• _Problem to solve_: Omit images. Retype all entries verbatim.

• _Figure collection entries_:
=-=-=

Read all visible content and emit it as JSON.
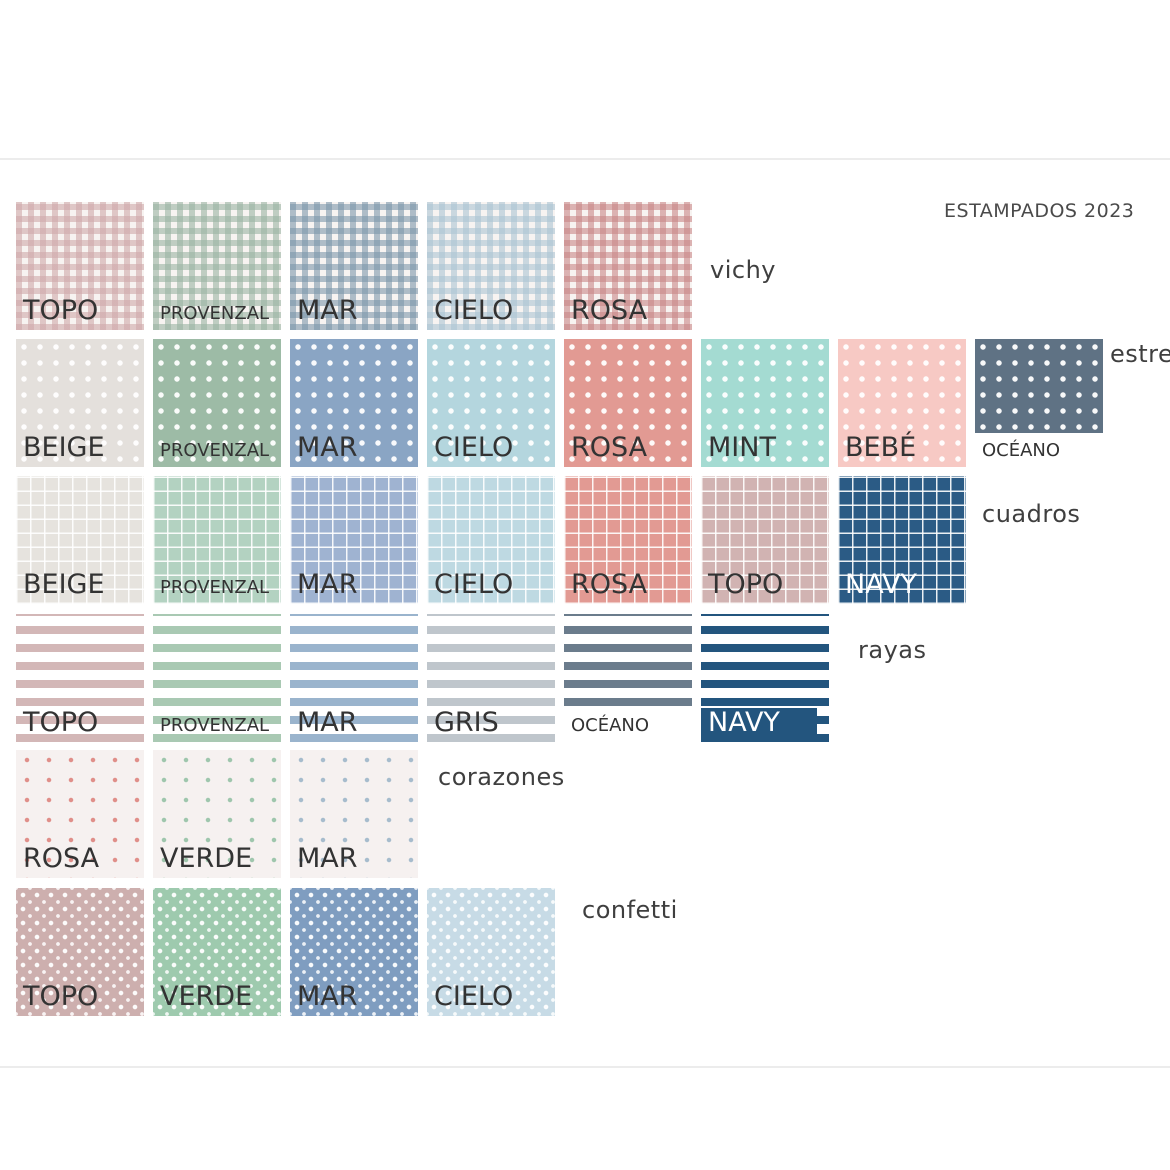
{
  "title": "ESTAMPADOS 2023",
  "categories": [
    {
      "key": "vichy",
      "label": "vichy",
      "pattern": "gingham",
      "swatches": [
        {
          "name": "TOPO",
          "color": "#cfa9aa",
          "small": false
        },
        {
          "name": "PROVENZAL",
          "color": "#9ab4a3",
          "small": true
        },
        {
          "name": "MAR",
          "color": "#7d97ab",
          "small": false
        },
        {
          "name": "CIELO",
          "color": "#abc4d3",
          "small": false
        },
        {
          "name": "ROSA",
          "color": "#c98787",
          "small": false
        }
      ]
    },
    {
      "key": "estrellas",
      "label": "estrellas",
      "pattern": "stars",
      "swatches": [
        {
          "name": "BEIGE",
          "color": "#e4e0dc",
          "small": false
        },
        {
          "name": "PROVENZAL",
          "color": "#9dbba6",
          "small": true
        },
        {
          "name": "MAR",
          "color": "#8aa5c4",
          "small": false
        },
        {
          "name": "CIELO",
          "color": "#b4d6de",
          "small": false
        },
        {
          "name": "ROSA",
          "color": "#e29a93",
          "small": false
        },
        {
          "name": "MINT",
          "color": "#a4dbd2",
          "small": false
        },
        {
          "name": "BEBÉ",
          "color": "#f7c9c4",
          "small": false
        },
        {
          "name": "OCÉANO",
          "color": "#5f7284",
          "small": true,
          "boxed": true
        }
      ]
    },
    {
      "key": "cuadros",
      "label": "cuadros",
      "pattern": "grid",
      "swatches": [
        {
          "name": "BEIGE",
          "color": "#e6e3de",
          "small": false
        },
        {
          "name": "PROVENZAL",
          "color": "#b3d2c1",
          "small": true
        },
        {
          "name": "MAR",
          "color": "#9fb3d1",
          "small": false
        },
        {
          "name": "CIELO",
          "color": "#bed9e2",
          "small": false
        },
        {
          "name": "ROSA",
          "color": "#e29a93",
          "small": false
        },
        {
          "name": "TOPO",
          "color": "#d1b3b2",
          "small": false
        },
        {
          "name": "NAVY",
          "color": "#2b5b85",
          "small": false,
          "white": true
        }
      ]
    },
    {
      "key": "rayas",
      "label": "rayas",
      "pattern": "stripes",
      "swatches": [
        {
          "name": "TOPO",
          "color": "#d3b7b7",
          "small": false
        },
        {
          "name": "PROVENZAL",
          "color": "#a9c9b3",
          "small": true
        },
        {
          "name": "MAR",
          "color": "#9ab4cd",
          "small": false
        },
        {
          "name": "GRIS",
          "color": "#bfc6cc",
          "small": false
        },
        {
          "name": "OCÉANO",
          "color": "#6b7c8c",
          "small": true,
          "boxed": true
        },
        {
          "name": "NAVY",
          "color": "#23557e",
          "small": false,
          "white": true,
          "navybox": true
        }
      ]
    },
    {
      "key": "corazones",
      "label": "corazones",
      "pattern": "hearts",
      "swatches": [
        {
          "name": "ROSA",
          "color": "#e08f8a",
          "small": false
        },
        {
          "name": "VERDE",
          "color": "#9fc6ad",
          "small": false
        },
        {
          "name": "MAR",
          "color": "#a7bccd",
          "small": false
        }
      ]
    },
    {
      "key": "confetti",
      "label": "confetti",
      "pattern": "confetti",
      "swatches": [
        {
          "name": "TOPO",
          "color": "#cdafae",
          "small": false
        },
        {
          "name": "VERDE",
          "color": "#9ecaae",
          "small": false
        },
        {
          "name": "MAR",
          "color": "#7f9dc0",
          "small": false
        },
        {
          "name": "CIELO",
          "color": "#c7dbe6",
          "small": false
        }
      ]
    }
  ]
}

=-=-=

• _Exercise result_:
Read all visible content and emit it as JSON.
{
  "title": "ESTAMPADOS 2023",
  "categories": [
    {
      "key": "vichy",
      "label": "vichy",
      "pattern": "gingham",
      "swatches": [
        {
          "name": "TOPO",
          "color": "#cfa9aa",
          "small": false
        },
        {
          "name": "PROVENZAL",
          "color": "#9ab4a3",
          "small": true
        },
        {
          "name": "MAR",
          "color": "#7d97ab",
          "small": false
        },
        {
          "name": "CIELO",
          "color": "#abc4d3",
          "small": false
        },
        {
          "name": "ROSA",
          "color": "#c98787",
          "small": false
        }
      ]
    },
    {
      "key": "estrellas",
      "label": "estrellas",
      "pattern": "stars",
      "swatches": [
        {
          "name": "BEIGE",
          "color": "#e4e0dc",
          "small": false
        },
        {
          "name": "PROVENZAL",
          "color": "#9dbba6",
          "small": true
        },
        {
          "name": "MAR",
          "color": "#8aa5c4",
          "small": false
        },
        {
          "name": "CIELO",
          "color": "#b4d6de",
          "small": false
        },
        {
          "name": "ROSA",
          "color": "#e29a93",
          "small": false
        },
        {
          "name": "MINT",
          "color": "#a4dbd2",
          "small": false
        },
        {
          "name": "BEBÉ",
          "color": "#f7c9c4",
          "small": false
        },
        {
          "name": "OCÉANO",
          "color": "#5f7284",
          "small": true,
          "boxed": true
        }
      ]
    },
    {
      "key": "cuadros",
      "label": "cuadros",
      "pattern": "grid",
      "swatches": [
        {
          "name": "BEIGE",
          "color": "#e6e3de",
          "small": false
        },
        {
          "name": "PROVENZAL",
          "color": "#b3d2c1",
          "small": true
        },
        {
          "name": "MAR",
          "color": "#9fb3d1",
          "small": false
        },
        {
          "name": "CIELO",
          "color": "#bed9e2",
          "small": false
        },
        {
          "name": "ROSA",
          "color": "#e29a93",
          "small": false
        },
        {
          "name": "TOPO",
          "color": "#d1b3b2",
          "small": false
        },
        {
          "name": "NAVY",
          "color": "#2b5b85",
          "small": false,
          "white": true
        }
      ]
    },
    {
      "key": "rayas",
      "label": "rayas",
      "pattern": "stripes",
      "swatches": [
        {
          "name": "TOPO",
          "color": "#d3b7b7",
          "small": false
        },
        {
          "name": "PROVENZAL",
          "color": "#a9c9b3",
          "small": true
        },
        {
          "name": "MAR",
          "color": "#9ab4cd",
          "small": false
        },
        {
          "name": "GRIS",
          "color": "#bfc6cc",
          "small": false
        },
        {
          "name": "OCÉANO",
          "color": "#6b7c8c",
          "small": true,
          "boxed": true
        },
        {
          "name": "NAVY",
          "color": "#23557e",
          "small": false,
          "white": true,
          "navybox": true
        }
      ]
    },
    {
      "key": "corazones",
      "label": "corazones",
      "pattern": "hearts",
      "swatches": [
        {
          "name": "ROSA",
          "color": "#e08f8a",
          "small": false
        },
        {
          "name": "VERDE",
          "color": "#9fc6ad",
          "small": false
        },
        {
          "name": "MAR",
          "color": "#a7bccd",
          "small": false
        }
      ]
    },
    {
      "key": "confetti",
      "label": "confetti",
      "pattern": "confetti",
      "swatches": [
        {
          "name": "TOPO",
          "color": "#cdafae",
          "small": false
        },
        {
          "name": "VERDE",
          "color": "#9ecaae",
          "small": false
        },
        {
          "name": "MAR",
          "color": "#7f9dc0",
          "small": false
        },
        {
          "name": "CIELO",
          "color": "#c7dbe6",
          "small": false
        }
      ]
    }
  ]
}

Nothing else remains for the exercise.